**Provided data**
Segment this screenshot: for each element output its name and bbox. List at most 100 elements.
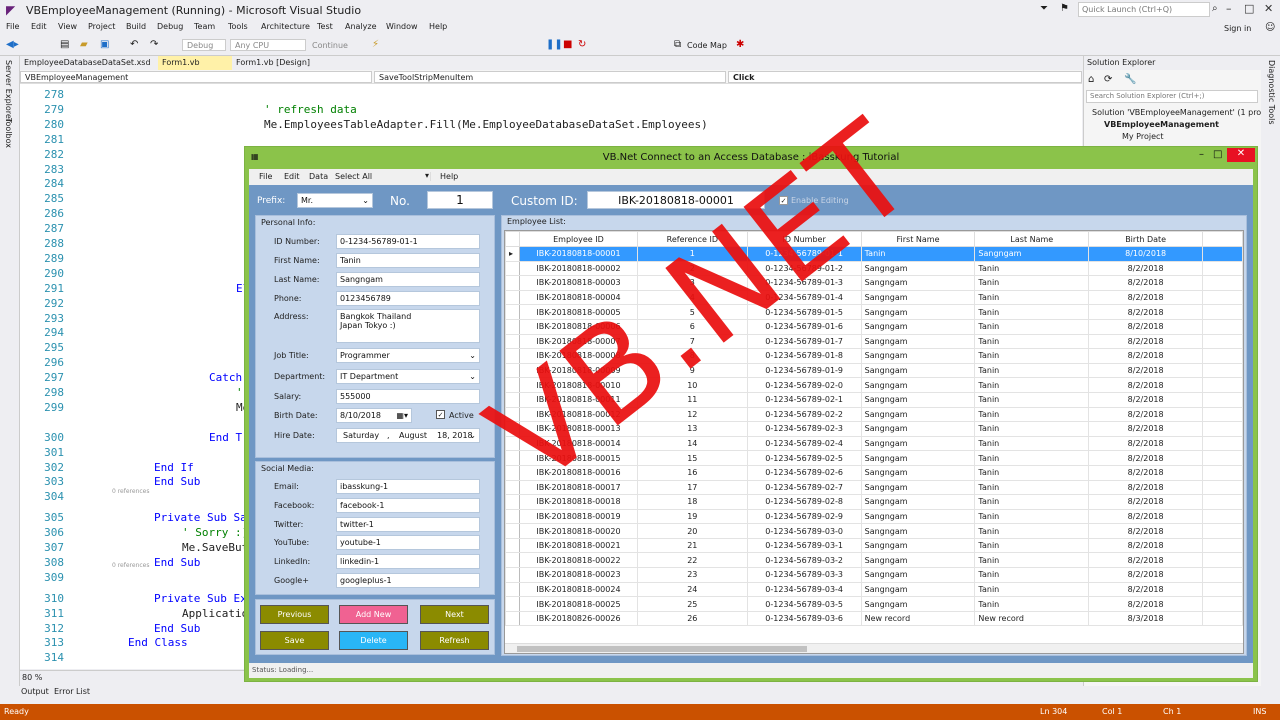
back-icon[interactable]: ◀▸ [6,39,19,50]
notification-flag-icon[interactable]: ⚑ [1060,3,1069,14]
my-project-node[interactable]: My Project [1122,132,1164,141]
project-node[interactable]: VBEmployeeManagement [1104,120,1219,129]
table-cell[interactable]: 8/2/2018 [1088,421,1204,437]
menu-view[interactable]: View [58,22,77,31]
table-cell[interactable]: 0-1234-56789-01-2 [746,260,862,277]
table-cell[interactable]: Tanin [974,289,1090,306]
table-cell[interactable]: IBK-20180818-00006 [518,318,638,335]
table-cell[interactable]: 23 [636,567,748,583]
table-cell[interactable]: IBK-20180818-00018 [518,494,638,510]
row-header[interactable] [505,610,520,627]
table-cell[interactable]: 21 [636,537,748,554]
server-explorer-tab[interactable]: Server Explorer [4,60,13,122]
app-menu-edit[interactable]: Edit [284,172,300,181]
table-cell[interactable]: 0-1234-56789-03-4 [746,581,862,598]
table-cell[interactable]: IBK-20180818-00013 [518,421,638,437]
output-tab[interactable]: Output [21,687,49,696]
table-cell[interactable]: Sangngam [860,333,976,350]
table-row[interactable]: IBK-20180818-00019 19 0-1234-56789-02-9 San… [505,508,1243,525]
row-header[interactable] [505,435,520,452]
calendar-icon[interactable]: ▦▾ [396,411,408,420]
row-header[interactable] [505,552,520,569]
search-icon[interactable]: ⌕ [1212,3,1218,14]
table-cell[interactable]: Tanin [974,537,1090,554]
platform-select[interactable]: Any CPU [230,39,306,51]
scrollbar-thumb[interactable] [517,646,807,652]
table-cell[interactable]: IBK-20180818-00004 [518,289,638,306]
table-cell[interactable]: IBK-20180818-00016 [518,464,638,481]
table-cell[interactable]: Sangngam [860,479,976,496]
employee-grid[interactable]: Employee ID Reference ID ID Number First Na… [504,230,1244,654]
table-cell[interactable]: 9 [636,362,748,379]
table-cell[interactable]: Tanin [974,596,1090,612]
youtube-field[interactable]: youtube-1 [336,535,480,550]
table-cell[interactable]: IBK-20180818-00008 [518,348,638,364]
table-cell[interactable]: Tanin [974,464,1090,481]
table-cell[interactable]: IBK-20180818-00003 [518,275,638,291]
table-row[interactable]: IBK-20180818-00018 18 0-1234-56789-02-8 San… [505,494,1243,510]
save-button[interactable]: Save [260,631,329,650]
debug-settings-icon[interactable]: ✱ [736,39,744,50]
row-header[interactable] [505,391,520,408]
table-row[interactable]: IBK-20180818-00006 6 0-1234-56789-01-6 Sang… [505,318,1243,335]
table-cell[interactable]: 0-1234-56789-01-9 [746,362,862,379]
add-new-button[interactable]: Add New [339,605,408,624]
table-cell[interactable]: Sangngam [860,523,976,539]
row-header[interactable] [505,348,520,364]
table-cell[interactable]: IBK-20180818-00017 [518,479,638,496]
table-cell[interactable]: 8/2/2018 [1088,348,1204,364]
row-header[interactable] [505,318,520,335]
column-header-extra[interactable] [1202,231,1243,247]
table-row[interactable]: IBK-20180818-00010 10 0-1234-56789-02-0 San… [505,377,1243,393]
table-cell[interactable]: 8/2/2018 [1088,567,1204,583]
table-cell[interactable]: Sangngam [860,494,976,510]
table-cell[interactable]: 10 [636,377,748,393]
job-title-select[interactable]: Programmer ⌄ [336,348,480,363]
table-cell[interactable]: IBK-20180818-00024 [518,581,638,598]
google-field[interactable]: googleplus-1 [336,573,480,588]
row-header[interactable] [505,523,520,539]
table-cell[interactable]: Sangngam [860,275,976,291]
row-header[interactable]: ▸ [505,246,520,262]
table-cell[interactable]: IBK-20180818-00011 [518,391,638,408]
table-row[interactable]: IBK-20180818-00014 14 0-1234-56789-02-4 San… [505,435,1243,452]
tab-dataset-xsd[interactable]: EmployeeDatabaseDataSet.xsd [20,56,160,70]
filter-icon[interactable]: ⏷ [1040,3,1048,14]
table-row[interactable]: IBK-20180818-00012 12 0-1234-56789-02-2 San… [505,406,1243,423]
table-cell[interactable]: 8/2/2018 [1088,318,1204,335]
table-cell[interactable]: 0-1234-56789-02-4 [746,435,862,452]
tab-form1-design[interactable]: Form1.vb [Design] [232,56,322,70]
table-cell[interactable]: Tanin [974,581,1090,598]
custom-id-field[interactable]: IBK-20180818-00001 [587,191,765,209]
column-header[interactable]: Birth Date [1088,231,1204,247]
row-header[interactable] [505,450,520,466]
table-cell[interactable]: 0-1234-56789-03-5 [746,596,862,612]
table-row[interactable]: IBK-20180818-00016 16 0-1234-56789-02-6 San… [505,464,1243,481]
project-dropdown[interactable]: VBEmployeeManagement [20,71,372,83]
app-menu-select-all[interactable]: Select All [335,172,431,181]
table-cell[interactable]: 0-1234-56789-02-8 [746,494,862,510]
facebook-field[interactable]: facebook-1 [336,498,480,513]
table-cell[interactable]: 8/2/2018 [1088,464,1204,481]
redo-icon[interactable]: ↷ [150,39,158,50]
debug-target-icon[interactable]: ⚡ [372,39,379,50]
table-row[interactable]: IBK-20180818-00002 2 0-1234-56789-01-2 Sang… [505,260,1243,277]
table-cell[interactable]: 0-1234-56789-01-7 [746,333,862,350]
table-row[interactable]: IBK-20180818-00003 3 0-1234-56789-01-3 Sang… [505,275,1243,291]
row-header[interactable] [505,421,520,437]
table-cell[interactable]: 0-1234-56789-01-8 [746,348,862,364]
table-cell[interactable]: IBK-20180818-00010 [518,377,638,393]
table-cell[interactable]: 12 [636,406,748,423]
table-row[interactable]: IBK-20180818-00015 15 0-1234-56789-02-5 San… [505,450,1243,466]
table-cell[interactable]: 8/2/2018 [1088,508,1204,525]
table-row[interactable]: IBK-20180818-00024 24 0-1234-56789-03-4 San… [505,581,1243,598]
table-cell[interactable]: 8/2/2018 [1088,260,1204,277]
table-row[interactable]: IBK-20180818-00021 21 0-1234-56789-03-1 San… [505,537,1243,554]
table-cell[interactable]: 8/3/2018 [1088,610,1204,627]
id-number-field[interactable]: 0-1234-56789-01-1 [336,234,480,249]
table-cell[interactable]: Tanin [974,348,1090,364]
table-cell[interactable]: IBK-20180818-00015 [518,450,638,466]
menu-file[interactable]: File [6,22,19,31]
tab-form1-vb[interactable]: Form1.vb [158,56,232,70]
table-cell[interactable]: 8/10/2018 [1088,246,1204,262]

...

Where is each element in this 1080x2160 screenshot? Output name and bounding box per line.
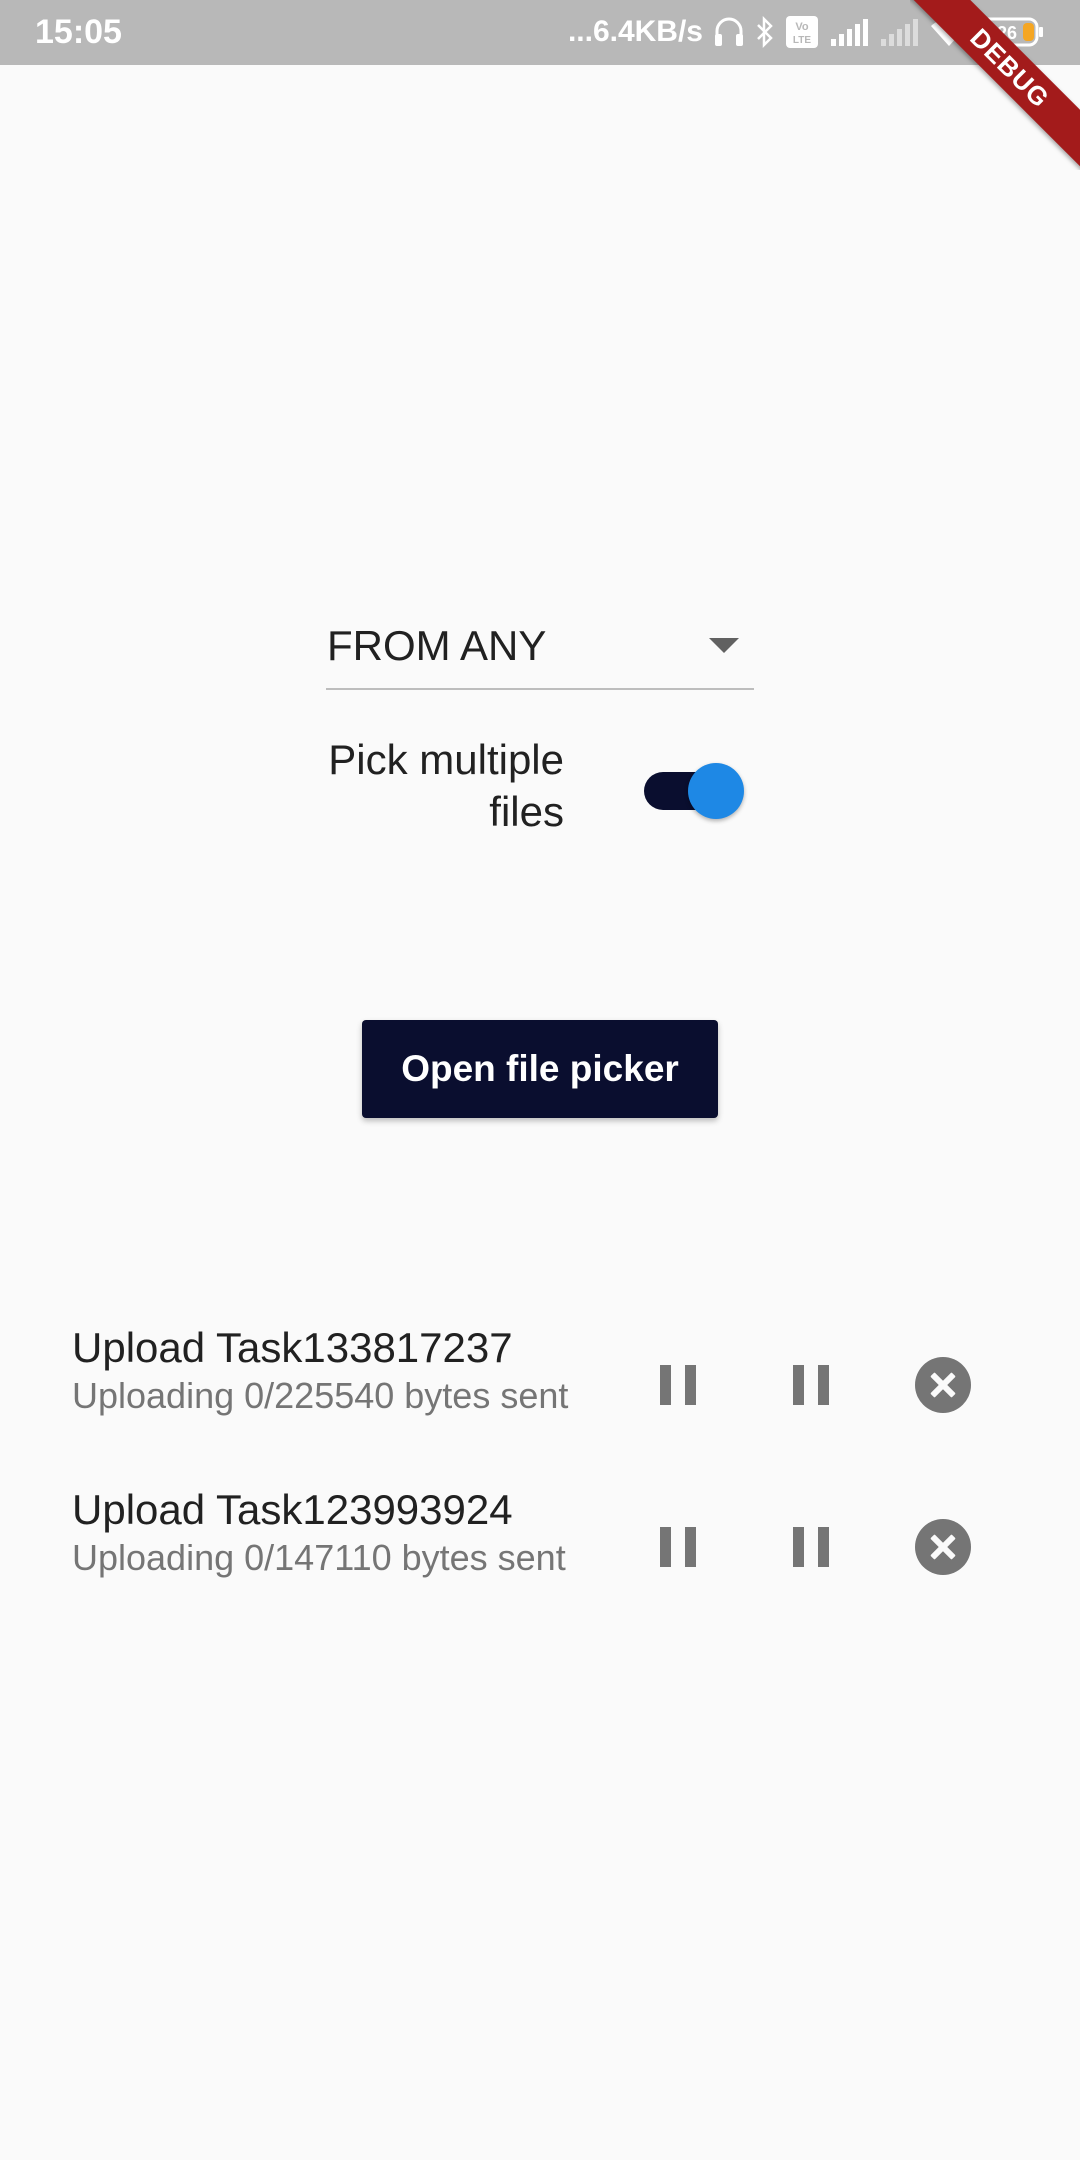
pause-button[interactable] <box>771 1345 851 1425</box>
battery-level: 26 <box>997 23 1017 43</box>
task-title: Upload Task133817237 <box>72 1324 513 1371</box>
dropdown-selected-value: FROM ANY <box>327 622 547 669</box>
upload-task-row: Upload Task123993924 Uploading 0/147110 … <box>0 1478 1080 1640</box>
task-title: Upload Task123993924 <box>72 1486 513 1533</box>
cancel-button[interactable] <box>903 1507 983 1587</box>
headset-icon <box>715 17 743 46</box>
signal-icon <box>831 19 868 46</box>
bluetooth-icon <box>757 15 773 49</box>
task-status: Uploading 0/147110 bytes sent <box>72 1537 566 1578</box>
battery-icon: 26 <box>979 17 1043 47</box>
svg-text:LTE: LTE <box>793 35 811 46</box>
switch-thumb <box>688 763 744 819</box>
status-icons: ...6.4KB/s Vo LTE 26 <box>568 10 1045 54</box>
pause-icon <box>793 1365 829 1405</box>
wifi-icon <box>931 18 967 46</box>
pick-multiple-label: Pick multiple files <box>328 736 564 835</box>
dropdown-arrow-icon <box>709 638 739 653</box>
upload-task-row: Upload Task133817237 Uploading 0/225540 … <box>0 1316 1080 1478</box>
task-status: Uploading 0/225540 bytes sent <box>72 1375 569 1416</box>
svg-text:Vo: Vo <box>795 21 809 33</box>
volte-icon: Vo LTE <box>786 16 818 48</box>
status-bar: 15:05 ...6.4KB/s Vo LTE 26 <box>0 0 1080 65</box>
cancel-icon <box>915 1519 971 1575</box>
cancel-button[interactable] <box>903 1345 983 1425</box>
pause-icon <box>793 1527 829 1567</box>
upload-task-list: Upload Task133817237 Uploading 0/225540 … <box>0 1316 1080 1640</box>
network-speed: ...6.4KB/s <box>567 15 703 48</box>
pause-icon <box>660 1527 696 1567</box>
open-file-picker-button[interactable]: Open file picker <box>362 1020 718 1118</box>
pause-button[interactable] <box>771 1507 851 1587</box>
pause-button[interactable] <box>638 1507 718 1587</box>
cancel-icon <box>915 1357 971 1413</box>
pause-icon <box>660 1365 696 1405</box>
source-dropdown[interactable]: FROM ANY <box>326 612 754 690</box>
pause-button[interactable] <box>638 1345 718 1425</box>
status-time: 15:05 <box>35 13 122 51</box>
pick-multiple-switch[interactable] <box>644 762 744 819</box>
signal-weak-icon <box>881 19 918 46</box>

**What this task involves**
Quote word for word the stretch of entries from the line containing "back-icon[interactable]: ◀▸ [6,39,19,50]" through the line containing "menu-view[interactable]: View [58,22,77,31]", including both of those lines.

**Result of the exercise**
back-icon[interactable]: ◀▸ [6,39,19,50]
notification-flag-icon[interactable]: ⚑ [1060,3,1069,14]
my-project-node[interactable]: My Project [1122,132,1164,141]
project-node[interactable]: VBEmployeeManagement [1104,120,1219,129]
table-cell[interactable]: 8/2/2018 [1088,421,1204,437]
menu-view[interactable]: View [58,22,77,31]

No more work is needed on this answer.